## Do this:
Gather each line of the records where "sauce" appears.

++++

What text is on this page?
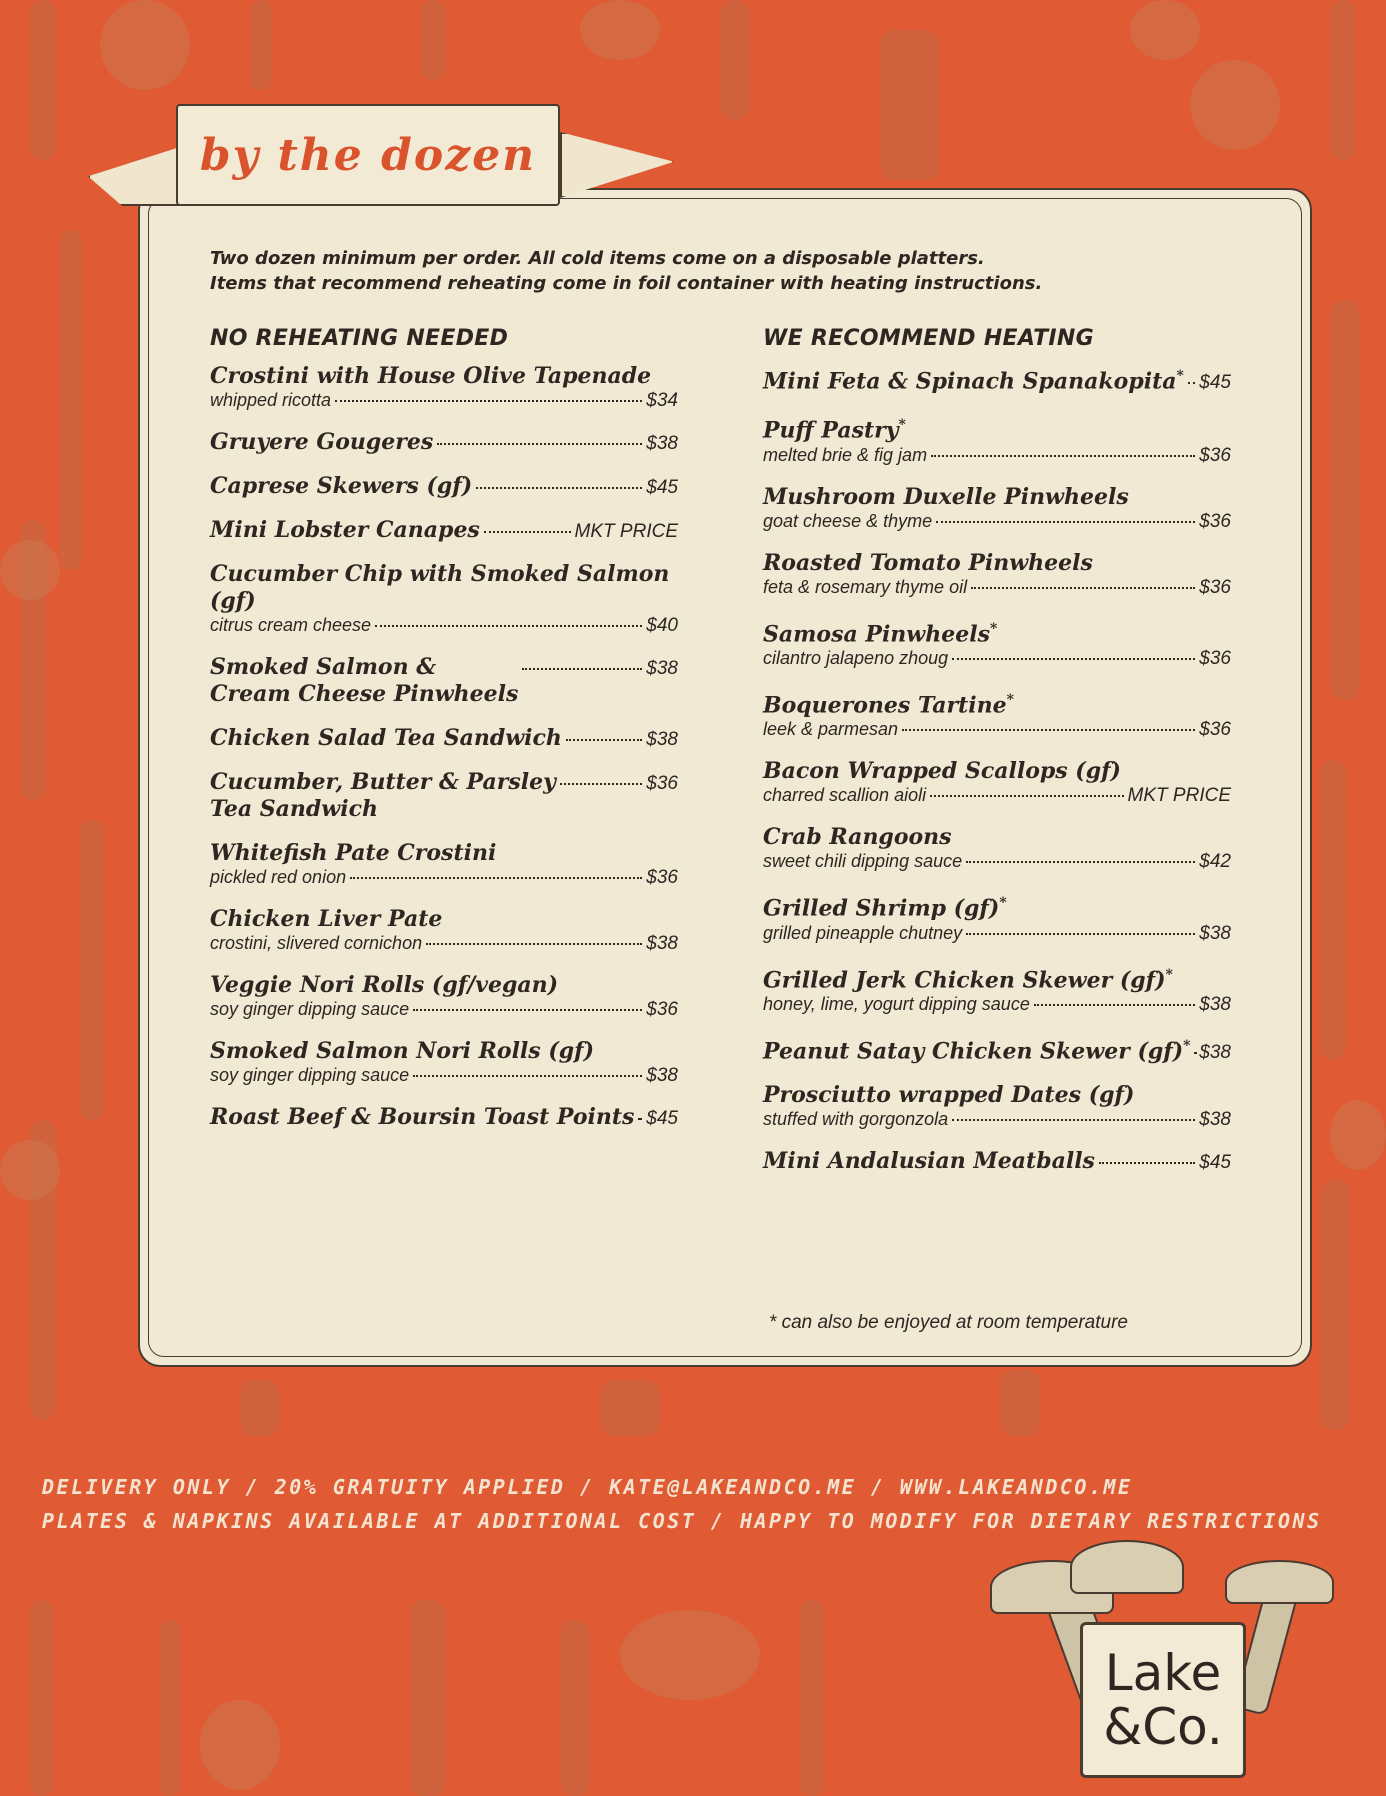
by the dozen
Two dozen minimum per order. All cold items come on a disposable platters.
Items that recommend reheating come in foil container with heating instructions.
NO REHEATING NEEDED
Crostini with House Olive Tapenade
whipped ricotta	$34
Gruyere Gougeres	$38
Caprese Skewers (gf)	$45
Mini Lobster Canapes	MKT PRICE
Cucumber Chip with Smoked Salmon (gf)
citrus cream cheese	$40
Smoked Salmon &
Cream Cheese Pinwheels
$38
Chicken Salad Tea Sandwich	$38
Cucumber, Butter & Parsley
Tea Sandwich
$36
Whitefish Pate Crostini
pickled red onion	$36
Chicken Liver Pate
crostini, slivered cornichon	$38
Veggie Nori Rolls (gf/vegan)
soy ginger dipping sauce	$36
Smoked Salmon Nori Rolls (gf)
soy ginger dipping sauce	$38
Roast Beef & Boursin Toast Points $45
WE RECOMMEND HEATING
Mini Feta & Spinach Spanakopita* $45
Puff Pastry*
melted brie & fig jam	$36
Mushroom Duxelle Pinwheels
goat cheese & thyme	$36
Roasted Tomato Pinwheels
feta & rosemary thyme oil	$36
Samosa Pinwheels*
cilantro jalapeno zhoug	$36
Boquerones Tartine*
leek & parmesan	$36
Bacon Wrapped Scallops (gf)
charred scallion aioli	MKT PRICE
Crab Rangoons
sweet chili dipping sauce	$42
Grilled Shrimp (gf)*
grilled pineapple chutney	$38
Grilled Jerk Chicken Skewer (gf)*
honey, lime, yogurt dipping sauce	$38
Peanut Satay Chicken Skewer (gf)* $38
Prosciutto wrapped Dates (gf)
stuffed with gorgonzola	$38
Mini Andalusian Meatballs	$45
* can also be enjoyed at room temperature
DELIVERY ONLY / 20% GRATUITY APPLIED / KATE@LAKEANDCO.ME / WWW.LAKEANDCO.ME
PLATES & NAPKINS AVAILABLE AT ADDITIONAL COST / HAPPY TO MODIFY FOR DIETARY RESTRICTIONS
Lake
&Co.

++++

## Result for this task:
soy ginger dipping sauce	$36
soy ginger dipping sauce	$38
sweet chili dipping sauce	$42
honey, lime, yogurt dipping sauce	$38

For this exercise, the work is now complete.